Excerpted records.
· · · ·
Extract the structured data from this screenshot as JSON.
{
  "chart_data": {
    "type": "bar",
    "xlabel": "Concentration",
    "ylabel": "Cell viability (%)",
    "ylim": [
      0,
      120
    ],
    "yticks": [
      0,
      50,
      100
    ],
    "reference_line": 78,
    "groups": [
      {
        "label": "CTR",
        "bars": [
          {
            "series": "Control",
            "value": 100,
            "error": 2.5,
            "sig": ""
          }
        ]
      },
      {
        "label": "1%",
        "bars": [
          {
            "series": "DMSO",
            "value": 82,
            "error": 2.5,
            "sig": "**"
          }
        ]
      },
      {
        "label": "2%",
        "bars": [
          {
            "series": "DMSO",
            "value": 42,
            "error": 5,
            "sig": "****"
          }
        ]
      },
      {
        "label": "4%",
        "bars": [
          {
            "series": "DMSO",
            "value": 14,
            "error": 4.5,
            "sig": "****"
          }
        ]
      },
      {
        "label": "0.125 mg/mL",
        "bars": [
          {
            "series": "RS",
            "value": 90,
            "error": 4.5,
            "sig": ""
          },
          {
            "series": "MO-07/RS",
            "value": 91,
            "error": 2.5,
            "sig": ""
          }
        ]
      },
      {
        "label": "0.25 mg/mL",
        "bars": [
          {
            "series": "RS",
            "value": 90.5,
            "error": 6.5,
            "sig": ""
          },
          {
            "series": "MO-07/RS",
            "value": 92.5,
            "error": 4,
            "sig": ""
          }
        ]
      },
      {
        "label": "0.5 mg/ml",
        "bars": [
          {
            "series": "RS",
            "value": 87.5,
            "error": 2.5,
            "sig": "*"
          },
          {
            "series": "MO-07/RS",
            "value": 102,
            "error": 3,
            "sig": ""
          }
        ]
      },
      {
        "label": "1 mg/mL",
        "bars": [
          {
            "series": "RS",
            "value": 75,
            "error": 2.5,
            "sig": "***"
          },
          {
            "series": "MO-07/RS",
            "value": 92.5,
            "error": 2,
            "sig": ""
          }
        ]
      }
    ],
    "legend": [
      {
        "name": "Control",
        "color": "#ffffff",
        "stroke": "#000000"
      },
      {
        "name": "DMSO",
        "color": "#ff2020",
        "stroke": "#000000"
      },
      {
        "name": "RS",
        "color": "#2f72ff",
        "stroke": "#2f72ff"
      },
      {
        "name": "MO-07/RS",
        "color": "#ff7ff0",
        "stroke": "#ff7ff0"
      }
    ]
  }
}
· · · ·
In the material above, tally every line with the string "color" in it, then give that number alone.

Solution to this problem. 4